把下面所有记录一字不差地重新打一遍，答案里不要放图片。

____

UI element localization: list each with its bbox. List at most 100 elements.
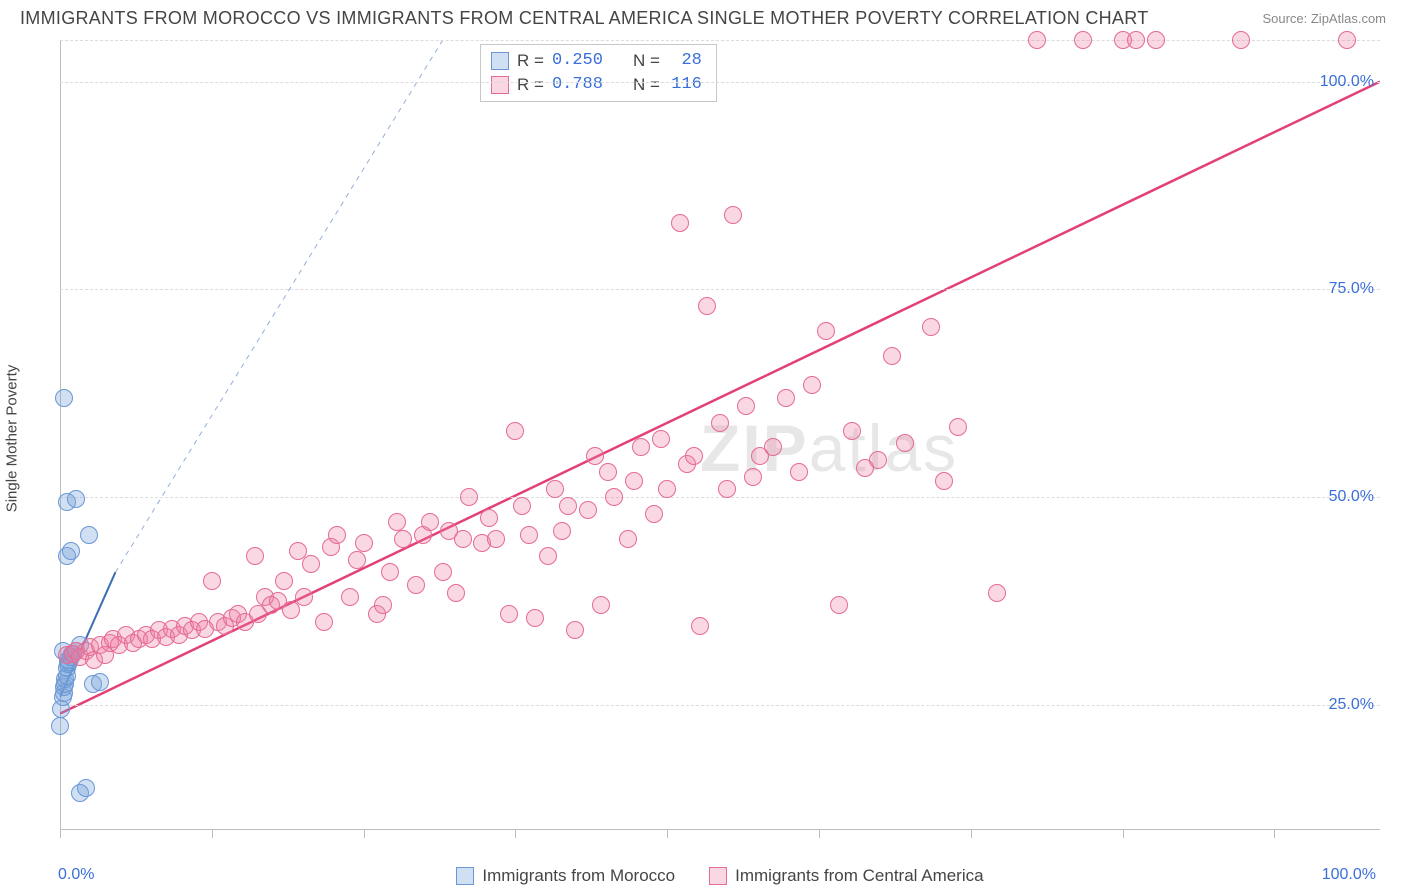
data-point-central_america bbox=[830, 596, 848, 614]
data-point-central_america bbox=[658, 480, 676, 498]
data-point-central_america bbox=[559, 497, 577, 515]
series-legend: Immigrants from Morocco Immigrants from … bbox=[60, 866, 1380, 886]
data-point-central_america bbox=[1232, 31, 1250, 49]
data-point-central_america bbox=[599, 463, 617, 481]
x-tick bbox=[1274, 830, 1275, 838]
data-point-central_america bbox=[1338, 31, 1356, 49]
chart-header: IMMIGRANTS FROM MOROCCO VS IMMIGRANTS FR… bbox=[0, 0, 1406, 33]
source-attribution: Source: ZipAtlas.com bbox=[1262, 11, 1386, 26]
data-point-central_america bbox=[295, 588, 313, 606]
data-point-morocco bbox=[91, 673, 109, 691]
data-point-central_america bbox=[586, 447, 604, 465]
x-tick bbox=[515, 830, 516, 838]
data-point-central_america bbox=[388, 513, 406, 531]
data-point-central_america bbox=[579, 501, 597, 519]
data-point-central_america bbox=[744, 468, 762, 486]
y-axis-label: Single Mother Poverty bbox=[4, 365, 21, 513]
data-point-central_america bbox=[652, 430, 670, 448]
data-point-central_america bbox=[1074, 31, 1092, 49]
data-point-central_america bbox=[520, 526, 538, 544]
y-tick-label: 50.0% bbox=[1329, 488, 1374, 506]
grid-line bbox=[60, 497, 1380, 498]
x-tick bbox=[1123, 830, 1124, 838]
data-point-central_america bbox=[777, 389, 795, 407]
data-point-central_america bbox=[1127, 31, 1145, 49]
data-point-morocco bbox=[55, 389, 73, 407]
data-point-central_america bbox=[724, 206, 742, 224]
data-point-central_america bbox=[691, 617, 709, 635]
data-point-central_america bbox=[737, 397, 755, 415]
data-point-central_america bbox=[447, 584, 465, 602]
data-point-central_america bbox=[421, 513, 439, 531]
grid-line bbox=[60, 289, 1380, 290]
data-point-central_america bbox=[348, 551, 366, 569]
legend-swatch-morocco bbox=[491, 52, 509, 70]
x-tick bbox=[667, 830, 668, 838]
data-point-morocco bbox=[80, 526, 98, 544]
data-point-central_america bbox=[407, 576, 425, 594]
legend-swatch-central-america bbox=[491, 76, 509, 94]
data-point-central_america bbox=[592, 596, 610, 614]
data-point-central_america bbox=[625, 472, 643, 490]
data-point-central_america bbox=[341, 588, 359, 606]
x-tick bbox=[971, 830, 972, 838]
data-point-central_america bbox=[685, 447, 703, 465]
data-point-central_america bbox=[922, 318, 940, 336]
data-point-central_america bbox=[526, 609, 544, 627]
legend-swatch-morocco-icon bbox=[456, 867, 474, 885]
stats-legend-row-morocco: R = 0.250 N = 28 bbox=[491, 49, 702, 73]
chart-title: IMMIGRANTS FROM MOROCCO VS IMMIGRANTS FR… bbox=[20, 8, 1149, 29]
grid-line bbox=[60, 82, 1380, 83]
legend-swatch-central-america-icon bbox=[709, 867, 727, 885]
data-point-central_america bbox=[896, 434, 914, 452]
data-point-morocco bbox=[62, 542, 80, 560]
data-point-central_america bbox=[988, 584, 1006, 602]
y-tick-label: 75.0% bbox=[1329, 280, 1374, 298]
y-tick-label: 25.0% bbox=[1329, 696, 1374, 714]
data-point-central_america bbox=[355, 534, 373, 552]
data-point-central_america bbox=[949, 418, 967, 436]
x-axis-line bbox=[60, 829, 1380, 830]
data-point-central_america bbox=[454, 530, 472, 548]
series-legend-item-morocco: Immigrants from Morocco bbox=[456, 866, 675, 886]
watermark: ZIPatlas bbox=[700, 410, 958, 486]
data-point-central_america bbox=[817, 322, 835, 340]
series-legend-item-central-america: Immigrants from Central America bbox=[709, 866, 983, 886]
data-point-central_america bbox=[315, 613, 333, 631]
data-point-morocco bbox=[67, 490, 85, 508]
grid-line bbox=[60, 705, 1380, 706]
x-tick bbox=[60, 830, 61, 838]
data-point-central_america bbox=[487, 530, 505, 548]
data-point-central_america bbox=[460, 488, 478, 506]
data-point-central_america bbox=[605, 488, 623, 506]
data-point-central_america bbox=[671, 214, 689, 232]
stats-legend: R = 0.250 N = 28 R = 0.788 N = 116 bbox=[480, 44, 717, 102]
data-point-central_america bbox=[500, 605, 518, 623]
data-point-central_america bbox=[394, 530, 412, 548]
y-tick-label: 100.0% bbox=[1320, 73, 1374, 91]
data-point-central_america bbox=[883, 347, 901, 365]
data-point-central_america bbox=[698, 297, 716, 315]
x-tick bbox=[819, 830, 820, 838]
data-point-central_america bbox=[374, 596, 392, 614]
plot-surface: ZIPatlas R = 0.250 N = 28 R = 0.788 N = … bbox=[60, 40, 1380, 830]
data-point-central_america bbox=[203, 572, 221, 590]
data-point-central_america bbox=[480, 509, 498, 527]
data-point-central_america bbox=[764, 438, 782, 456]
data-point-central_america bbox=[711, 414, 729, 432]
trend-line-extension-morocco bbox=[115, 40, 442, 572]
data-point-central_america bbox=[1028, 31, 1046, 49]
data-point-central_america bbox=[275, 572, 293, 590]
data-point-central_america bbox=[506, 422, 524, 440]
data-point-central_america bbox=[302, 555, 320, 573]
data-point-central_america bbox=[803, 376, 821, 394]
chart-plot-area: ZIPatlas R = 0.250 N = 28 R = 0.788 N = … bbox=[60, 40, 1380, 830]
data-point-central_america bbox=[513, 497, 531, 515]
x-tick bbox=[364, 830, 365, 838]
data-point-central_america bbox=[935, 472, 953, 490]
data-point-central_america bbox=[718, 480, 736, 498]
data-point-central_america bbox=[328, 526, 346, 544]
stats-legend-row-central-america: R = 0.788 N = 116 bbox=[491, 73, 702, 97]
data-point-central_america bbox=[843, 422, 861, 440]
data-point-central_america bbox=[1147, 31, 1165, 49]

____

• **输出结果**:
UI element localization: list each with its bbox. List at most 100 elements.
data-point-central_america bbox=[830, 596, 848, 614]
data-point-central_america bbox=[658, 480, 676, 498]
data-point-central_america bbox=[559, 497, 577, 515]
series-legend: Immigrants from Morocco Immigrants from … bbox=[60, 866, 1380, 886]
data-point-central_america bbox=[1232, 31, 1250, 49]
data-point-central_america bbox=[599, 463, 617, 481]
x-tick bbox=[1274, 830, 1275, 838]
data-point-central_america bbox=[1338, 31, 1356, 49]
chart-header: IMMIGRANTS FROM MOROCCO VS IMMIGRANTS FR… bbox=[0, 0, 1406, 33]
source-attribution: Source: ZipAtlas.com bbox=[1262, 11, 1386, 26]
data-point-central_america bbox=[295, 588, 313, 606]
data-point-morocco bbox=[91, 673, 109, 691]
data-point-central_america bbox=[586, 447, 604, 465]
x-tick bbox=[515, 830, 516, 838]
data-point-central_america bbox=[388, 513, 406, 531]
data-point-central_america bbox=[579, 501, 597, 519]
data-point-central_america bbox=[744, 468, 762, 486]
y-axis-label: Single Mother Poverty bbox=[4, 365, 21, 513]
data-point-central_america bbox=[652, 430, 670, 448]
data-point-central_america bbox=[1074, 31, 1092, 49]
data-point-central_america bbox=[520, 526, 538, 544]
y-tick-label: 50.0% bbox=[1329, 488, 1374, 506]
grid-line bbox=[60, 497, 1380, 498]
x-tick bbox=[1123, 830, 1124, 838]
data-point-central_america bbox=[777, 389, 795, 407]
data-point-central_america bbox=[1127, 31, 1145, 49]
data-point-morocco bbox=[55, 389, 73, 407]
data-point-central_america bbox=[724, 206, 742, 224]
data-point-central_america bbox=[691, 617, 709, 635]
data-point-central_america bbox=[737, 397, 755, 415]
data-point-central_america bbox=[447, 584, 465, 602]
data-point-central_america bbox=[421, 513, 439, 531]
grid-line bbox=[60, 289, 1380, 290]
data-point-central_america bbox=[348, 551, 366, 569]
legend-swatch-morocco bbox=[491, 52, 509, 70]
x-tick bbox=[667, 830, 668, 838]
data-point-morocco bbox=[80, 526, 98, 544]
data-point-central_america bbox=[407, 576, 425, 594]
legend-swatch-central-america bbox=[491, 76, 509, 94]
data-point-central_america bbox=[592, 596, 610, 614]
data-point-central_america bbox=[625, 472, 643, 490]
data-point-central_america bbox=[341, 588, 359, 606]
x-tick bbox=[971, 830, 972, 838]
data-point-central_america bbox=[685, 447, 703, 465]
data-point-central_america bbox=[922, 318, 940, 336]
data-point-central_america bbox=[526, 609, 544, 627]
legend-swatch-morocco-icon bbox=[456, 867, 474, 885]
stats-legend-row-morocco: R = 0.250 N = 28 bbox=[491, 49, 702, 73]
chart-title: IMMIGRANTS FROM MOROCCO VS IMMIGRANTS FR… bbox=[20, 8, 1149, 29]
grid-line bbox=[60, 82, 1380, 83]
legend-swatch-central-america-icon bbox=[709, 867, 727, 885]
data-point-central_america bbox=[896, 434, 914, 452]
data-point-morocco bbox=[62, 542, 80, 560]
data-point-central_america bbox=[988, 584, 1006, 602]
y-tick-label: 75.0% bbox=[1329, 280, 1374, 298]
y-tick-label: 25.0% bbox=[1329, 696, 1374, 714]
data-point-central_america bbox=[355, 534, 373, 552]
data-point-central_america bbox=[949, 418, 967, 436]
x-axis-line bbox=[60, 829, 1380, 830]
data-point-central_america bbox=[454, 530, 472, 548]
series-legend-item-morocco: Immigrants from Morocco bbox=[456, 866, 675, 886]
watermark: ZIPatlas bbox=[700, 410, 958, 486]
data-point-central_america bbox=[817, 322, 835, 340]
series-legend-item-central-america: Immigrants from Central America bbox=[709, 866, 983, 886]
data-point-central_america bbox=[315, 613, 333, 631]
data-point-morocco bbox=[67, 490, 85, 508]
grid-line bbox=[60, 705, 1380, 706]
x-tick bbox=[60, 830, 61, 838]
data-point-central_america bbox=[487, 530, 505, 548]
data-point-central_america bbox=[460, 488, 478, 506]
data-point-central_america bbox=[605, 488, 623, 506]
data-point-central_america bbox=[671, 214, 689, 232]
stats-legend: R = 0.250 N = 28 R = 0.788 N = 116 bbox=[480, 44, 717, 102]
data-point-central_america bbox=[500, 605, 518, 623]
data-point-central_america bbox=[394, 530, 412, 548]
y-tick-label: 100.0% bbox=[1320, 73, 1374, 91]
data-point-central_america bbox=[883, 347, 901, 365]
data-point-central_america bbox=[698, 297, 716, 315]
x-tick bbox=[819, 830, 820, 838]
data-point-central_america bbox=[374, 596, 392, 614]
plot-surface: ZIPatlas R = 0.250 N = 28 R = 0.788 N = … bbox=[60, 40, 1380, 830]
data-point-central_america bbox=[203, 572, 221, 590]
data-point-central_america bbox=[480, 509, 498, 527]
data-point-central_america bbox=[764, 438, 782, 456]
data-point-central_america bbox=[711, 414, 729, 432]
trend-line-extension-morocco bbox=[115, 40, 442, 572]
data-point-central_america bbox=[1028, 31, 1046, 49]
data-point-central_america bbox=[275, 572, 293, 590]
data-point-central_america bbox=[506, 422, 524, 440]
data-point-central_america bbox=[302, 555, 320, 573]
data-point-central_america bbox=[803, 376, 821, 394]
chart-plot-area: ZIPatlas R = 0.250 N = 28 R = 0.788 N = … bbox=[60, 40, 1380, 830]
data-point-central_america bbox=[513, 497, 531, 515]
x-tick bbox=[364, 830, 365, 838]
data-point-central_america bbox=[935, 472, 953, 490]
data-point-central_america bbox=[718, 480, 736, 498]
data-point-central_america bbox=[328, 526, 346, 544]
stats-legend-row-central-america: R = 0.788 N = 116 bbox=[491, 73, 702, 97]
data-point-central_america bbox=[843, 422, 861, 440]
data-point-central_america bbox=[1147, 31, 1165, 49]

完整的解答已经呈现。